Your objective — Find all the lines with "background" and gather them.

Task inputs —
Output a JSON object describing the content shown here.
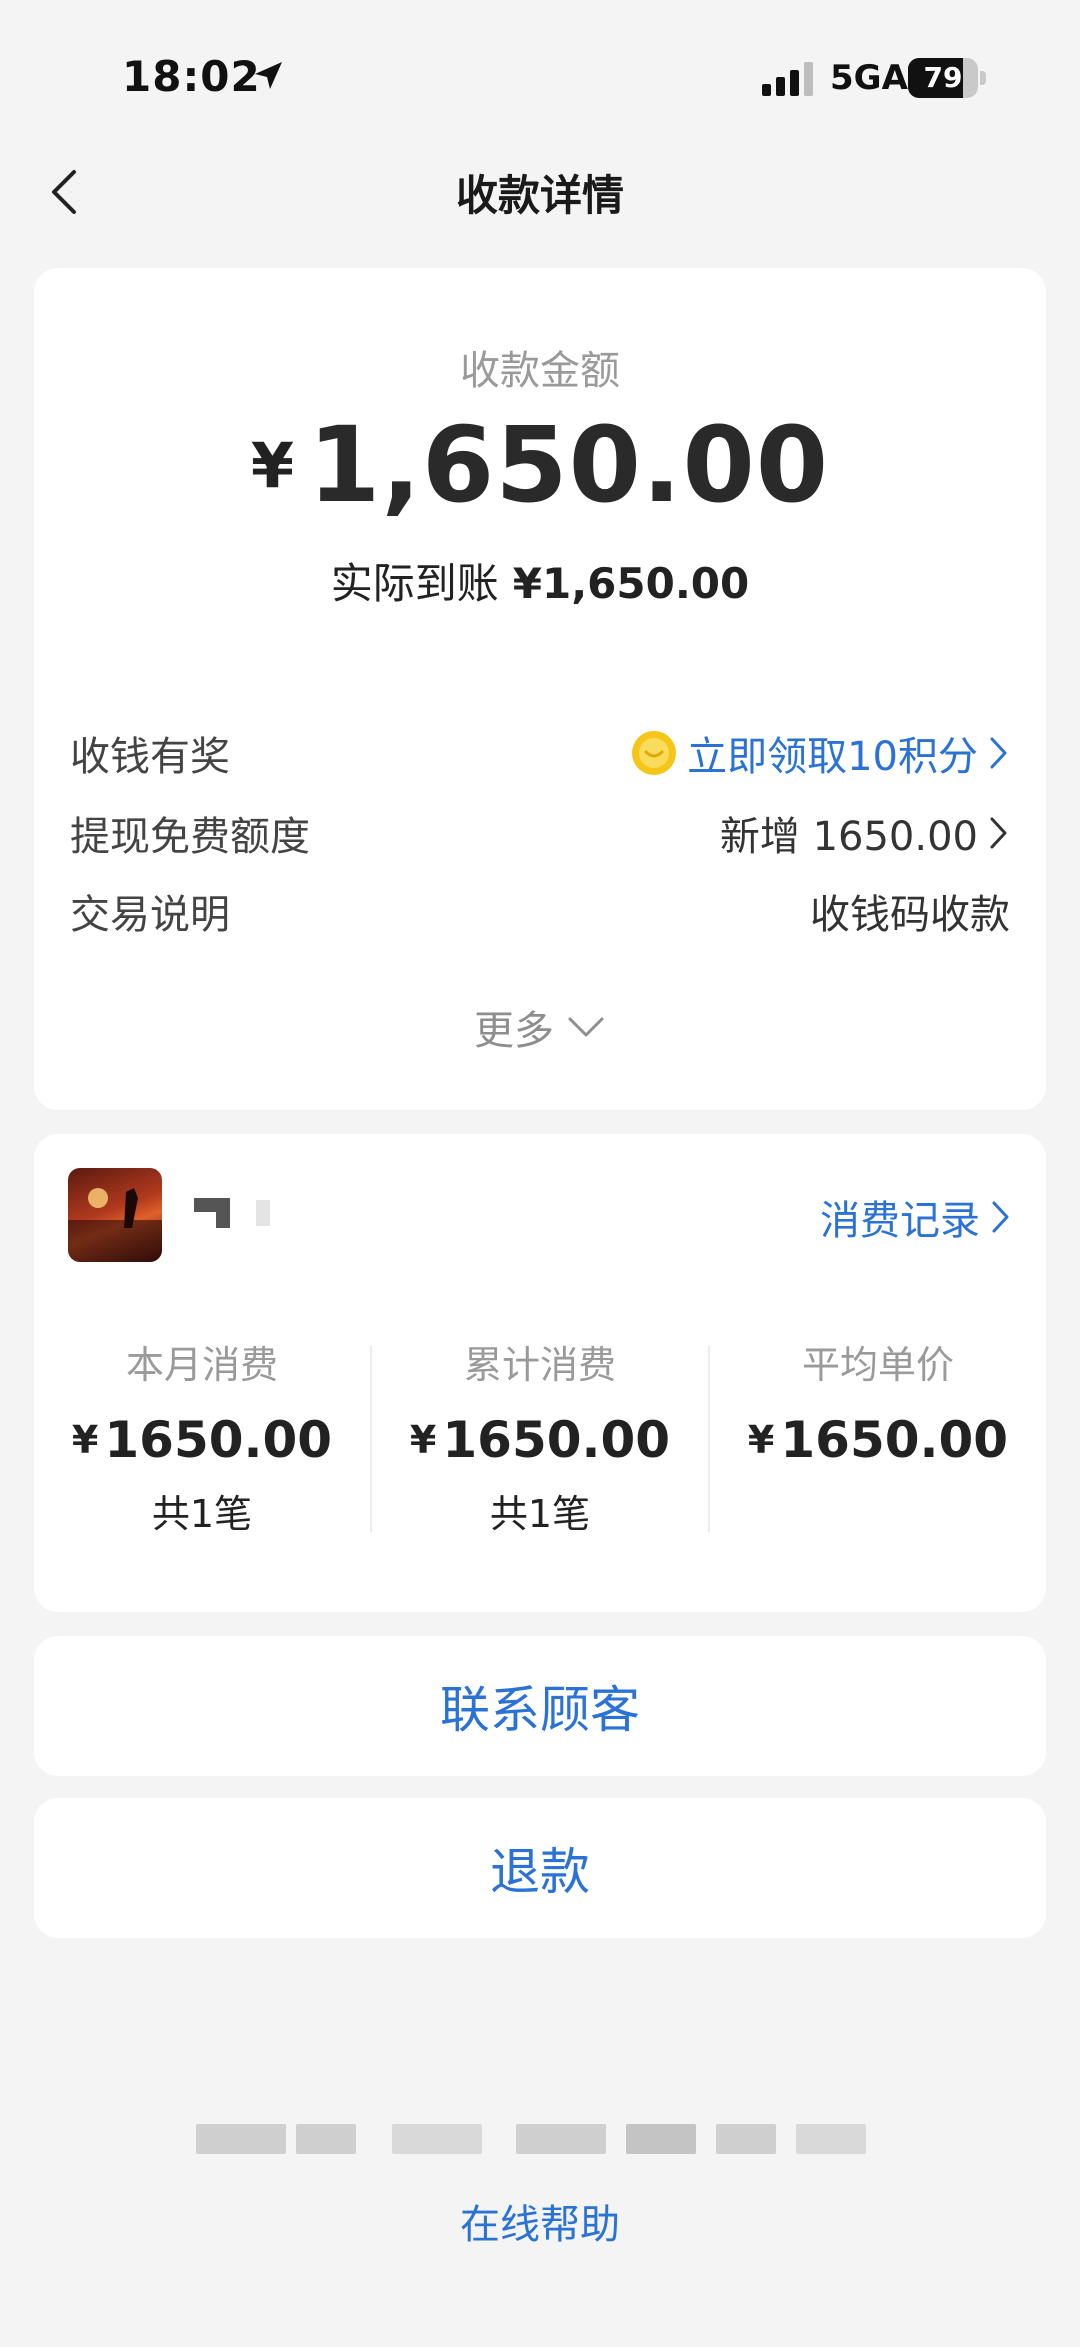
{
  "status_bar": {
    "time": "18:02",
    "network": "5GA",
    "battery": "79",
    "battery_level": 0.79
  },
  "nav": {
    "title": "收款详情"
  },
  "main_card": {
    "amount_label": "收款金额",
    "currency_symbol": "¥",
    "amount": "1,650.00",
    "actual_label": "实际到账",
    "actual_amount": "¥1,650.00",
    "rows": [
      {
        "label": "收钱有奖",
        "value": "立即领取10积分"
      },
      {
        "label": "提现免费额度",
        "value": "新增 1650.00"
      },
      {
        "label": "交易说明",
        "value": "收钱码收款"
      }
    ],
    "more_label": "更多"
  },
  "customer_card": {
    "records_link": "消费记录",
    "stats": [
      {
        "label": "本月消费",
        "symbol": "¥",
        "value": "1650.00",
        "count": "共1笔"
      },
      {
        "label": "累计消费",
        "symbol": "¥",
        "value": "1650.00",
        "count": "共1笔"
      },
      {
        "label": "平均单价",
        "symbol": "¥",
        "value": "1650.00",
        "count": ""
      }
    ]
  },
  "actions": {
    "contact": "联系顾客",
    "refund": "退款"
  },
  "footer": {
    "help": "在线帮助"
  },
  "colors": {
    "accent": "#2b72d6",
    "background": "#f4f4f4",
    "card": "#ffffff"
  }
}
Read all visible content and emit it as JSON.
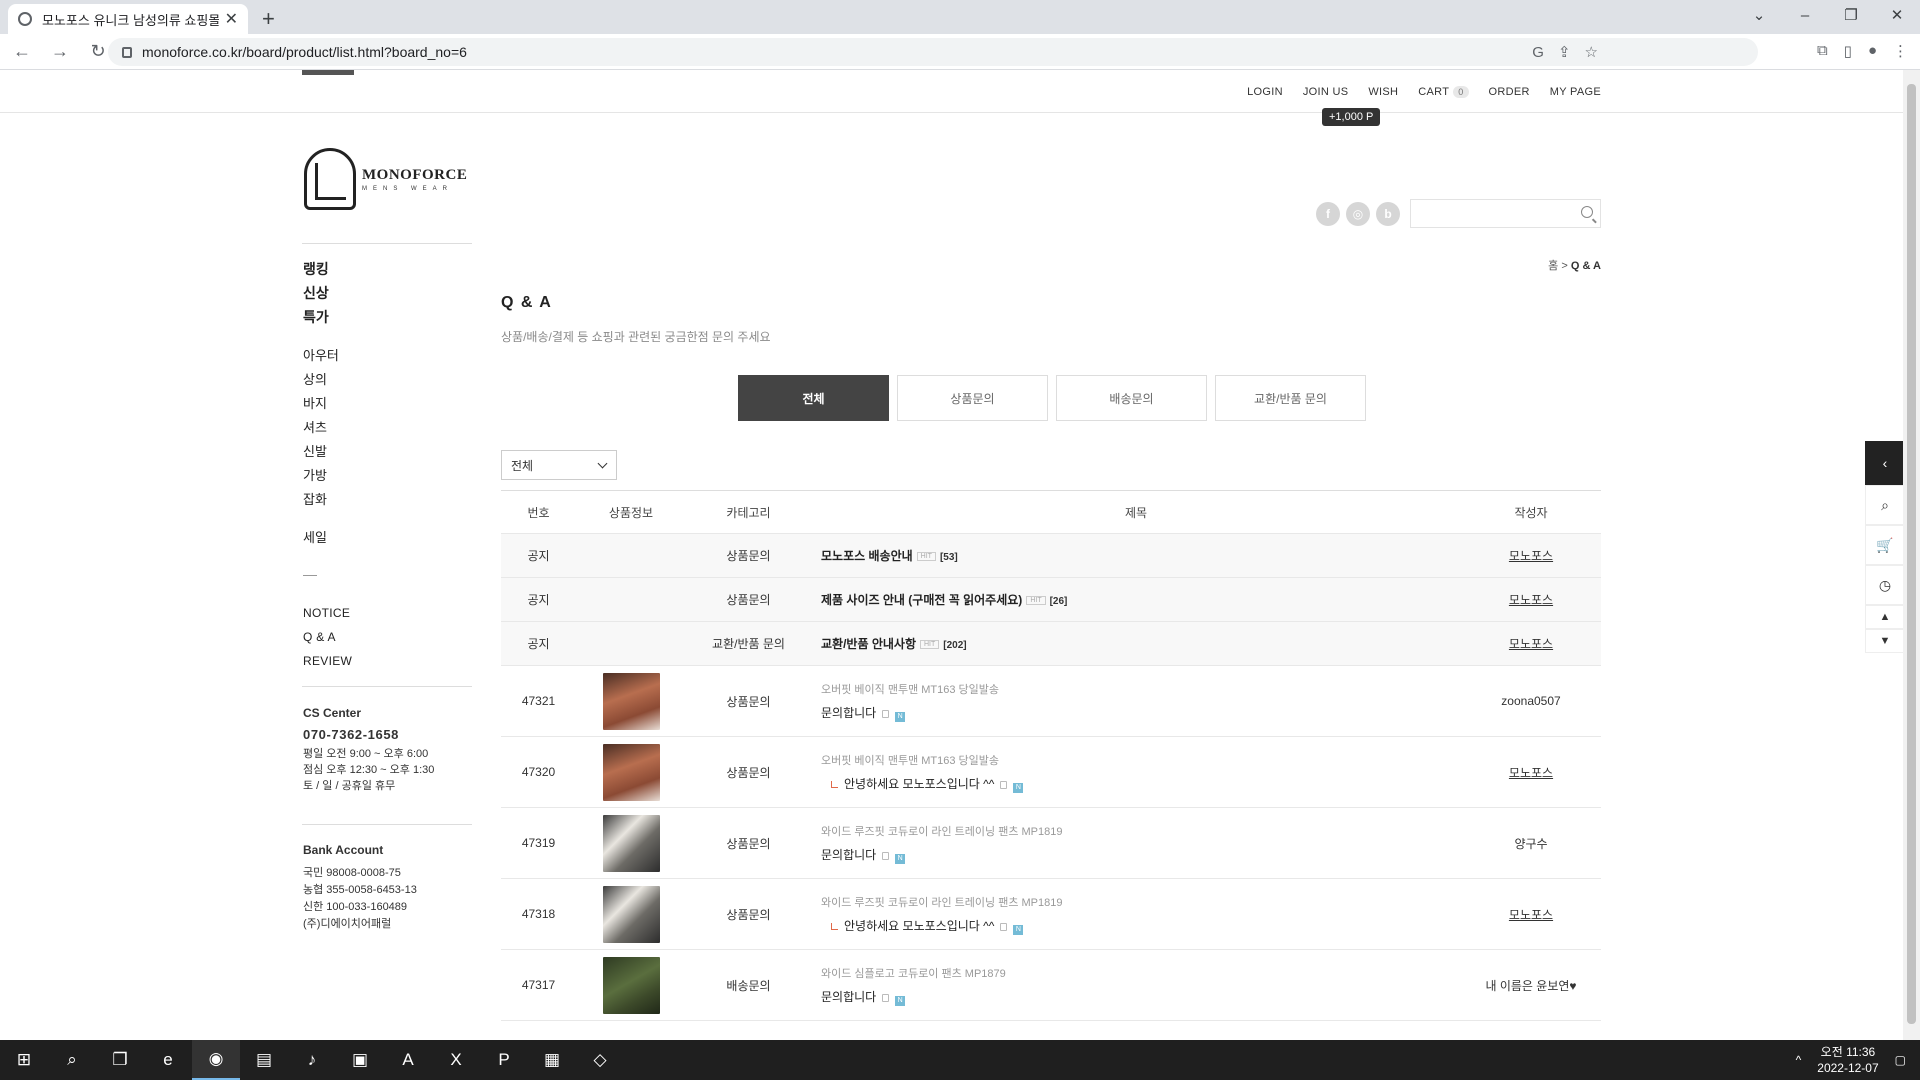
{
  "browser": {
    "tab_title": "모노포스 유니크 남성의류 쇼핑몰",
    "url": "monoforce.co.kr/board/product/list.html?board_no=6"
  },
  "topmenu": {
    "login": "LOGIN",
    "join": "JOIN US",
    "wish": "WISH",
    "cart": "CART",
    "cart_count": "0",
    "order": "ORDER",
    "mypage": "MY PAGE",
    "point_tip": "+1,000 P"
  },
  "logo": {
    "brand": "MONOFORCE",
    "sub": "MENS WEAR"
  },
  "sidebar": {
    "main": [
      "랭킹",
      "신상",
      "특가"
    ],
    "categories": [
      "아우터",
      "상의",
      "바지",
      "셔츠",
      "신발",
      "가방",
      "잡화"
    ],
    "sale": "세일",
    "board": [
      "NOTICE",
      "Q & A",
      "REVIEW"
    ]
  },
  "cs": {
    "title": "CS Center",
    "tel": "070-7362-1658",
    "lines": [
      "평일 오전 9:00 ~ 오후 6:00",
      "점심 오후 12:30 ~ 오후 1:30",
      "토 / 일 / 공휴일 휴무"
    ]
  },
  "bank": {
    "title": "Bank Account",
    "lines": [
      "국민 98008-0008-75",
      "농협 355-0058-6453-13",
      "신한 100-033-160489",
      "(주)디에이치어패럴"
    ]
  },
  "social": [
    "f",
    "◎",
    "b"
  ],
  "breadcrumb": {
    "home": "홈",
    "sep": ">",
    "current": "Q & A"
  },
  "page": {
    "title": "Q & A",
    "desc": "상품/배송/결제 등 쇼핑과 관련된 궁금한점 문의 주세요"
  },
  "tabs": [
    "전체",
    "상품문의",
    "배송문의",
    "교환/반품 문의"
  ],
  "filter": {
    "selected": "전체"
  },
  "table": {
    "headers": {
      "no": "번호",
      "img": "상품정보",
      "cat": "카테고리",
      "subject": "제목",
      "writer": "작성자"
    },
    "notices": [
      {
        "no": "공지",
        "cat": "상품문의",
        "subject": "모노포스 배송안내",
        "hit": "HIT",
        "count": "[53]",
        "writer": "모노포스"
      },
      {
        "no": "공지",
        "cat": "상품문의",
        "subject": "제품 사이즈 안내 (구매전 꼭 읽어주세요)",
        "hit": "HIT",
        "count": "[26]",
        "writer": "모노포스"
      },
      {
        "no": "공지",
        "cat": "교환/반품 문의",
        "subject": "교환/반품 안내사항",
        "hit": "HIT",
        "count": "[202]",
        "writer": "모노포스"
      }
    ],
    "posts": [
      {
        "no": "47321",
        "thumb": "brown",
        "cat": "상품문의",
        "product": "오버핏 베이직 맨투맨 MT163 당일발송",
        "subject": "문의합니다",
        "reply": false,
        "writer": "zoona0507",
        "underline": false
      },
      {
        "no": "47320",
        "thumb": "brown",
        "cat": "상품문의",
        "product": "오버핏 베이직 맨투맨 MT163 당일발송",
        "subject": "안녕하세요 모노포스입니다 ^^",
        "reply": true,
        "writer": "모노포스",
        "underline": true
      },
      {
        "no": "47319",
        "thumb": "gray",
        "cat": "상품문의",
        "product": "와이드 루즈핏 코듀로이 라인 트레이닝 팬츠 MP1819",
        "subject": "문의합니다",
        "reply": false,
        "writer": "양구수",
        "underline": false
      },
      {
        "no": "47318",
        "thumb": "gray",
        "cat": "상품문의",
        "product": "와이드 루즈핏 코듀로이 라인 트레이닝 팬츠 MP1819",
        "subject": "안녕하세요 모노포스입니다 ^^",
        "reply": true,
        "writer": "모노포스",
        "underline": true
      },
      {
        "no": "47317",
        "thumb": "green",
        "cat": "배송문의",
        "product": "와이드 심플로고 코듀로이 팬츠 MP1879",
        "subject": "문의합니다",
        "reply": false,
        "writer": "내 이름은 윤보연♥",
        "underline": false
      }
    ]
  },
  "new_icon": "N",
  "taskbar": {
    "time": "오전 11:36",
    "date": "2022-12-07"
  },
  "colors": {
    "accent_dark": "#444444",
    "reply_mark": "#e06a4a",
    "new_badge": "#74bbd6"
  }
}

--

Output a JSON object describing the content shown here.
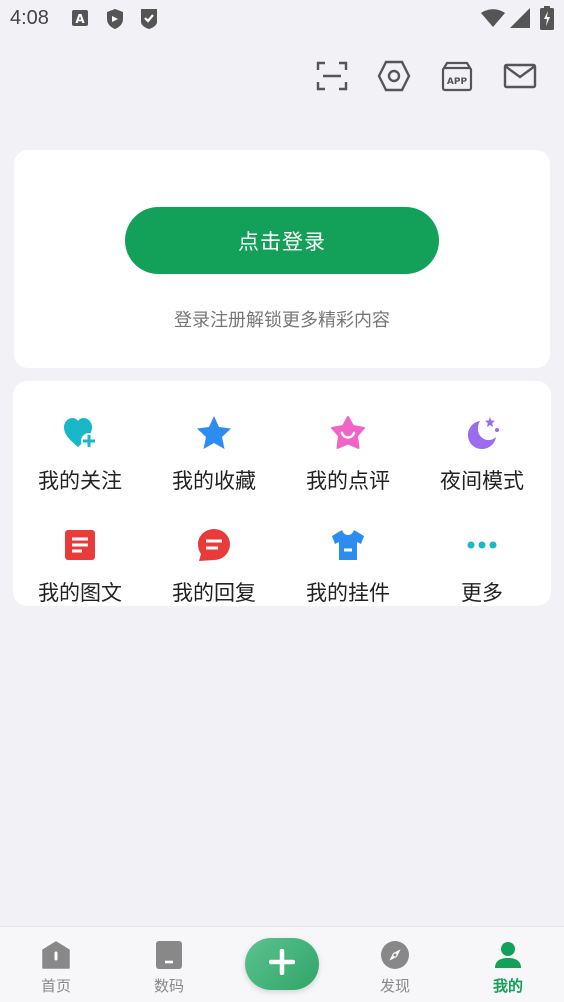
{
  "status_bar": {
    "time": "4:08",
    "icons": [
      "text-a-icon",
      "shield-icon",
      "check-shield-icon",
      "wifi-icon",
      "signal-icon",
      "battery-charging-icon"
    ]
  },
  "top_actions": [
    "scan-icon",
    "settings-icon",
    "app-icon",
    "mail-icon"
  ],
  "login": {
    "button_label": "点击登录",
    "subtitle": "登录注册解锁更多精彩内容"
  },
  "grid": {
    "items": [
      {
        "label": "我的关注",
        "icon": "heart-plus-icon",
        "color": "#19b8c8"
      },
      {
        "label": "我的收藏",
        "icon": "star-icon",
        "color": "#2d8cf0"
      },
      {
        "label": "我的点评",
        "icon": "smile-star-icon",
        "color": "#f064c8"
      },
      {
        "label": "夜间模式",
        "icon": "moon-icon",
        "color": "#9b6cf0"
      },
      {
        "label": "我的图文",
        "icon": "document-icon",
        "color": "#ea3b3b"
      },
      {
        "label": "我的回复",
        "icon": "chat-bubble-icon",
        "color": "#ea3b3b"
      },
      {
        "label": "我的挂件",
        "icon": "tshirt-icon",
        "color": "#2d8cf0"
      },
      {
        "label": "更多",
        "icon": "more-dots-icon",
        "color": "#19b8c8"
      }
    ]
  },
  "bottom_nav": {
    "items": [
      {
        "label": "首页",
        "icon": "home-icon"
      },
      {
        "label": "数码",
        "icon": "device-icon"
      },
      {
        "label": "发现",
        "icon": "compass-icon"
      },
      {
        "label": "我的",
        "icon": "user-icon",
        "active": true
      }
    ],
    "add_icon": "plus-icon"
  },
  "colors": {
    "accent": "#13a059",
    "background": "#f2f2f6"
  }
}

* * *

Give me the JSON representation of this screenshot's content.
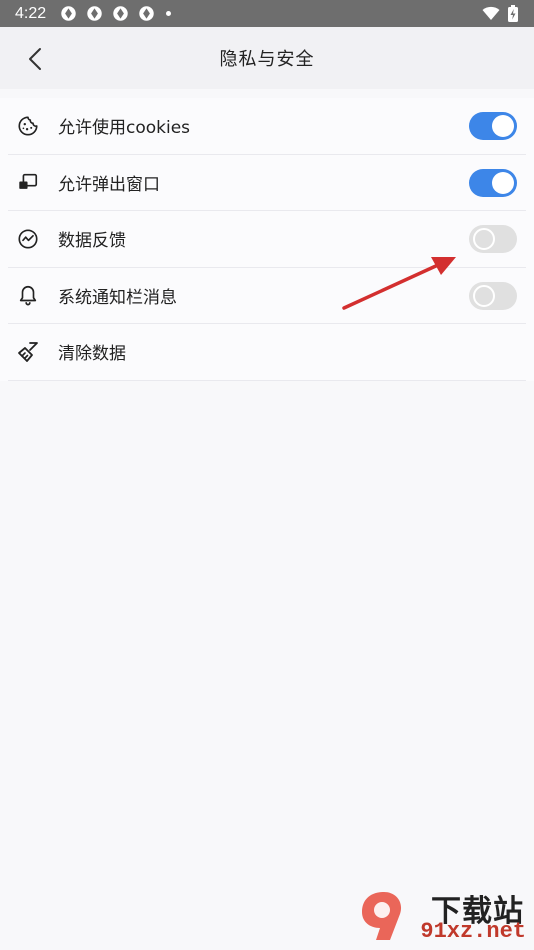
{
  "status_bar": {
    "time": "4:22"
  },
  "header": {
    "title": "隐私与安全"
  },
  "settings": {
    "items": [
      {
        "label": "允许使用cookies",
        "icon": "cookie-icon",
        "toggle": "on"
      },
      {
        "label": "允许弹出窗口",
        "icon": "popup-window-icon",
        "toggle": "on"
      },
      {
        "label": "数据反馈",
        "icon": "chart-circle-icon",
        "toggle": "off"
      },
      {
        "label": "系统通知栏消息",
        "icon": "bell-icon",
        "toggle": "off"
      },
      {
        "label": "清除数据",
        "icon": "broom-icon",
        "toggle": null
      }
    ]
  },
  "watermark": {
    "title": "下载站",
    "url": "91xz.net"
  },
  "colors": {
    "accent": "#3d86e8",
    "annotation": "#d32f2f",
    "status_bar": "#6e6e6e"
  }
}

Correct answer —
    "background": "#f4f4f4",
    "background": "#f2f2f6"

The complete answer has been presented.